To do: Copy out every line in which the string "Nordic" occurs.

Material shown:

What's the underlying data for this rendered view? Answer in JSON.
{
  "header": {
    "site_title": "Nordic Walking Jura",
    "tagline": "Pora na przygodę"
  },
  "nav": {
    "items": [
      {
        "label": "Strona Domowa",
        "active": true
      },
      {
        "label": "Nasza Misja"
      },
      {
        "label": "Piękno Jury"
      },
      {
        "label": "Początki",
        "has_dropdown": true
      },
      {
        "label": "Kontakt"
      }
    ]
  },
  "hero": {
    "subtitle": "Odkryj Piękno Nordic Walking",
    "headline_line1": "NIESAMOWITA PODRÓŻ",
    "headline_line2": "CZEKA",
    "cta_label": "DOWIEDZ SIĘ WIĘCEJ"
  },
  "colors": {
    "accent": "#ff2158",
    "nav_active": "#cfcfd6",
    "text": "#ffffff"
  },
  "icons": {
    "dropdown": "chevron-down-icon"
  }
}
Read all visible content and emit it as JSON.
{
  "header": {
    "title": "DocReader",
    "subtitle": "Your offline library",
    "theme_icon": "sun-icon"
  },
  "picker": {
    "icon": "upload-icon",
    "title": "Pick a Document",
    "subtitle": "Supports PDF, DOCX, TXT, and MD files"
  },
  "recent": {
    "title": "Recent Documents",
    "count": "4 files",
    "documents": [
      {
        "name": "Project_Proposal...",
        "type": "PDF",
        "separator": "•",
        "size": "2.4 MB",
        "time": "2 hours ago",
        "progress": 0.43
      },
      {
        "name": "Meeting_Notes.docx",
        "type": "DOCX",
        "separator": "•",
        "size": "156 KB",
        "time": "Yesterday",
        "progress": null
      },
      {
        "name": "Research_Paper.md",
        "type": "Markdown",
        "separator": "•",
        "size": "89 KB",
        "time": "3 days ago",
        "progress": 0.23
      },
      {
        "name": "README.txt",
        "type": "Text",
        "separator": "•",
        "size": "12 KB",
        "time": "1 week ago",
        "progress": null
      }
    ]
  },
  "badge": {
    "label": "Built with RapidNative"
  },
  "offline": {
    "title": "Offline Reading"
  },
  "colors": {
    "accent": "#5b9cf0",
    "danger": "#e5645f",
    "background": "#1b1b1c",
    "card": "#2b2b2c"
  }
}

Response:
    "site_title": "Nordic Walking Jura",
    "subtitle": "Odkryj Piękno Nordic Walking",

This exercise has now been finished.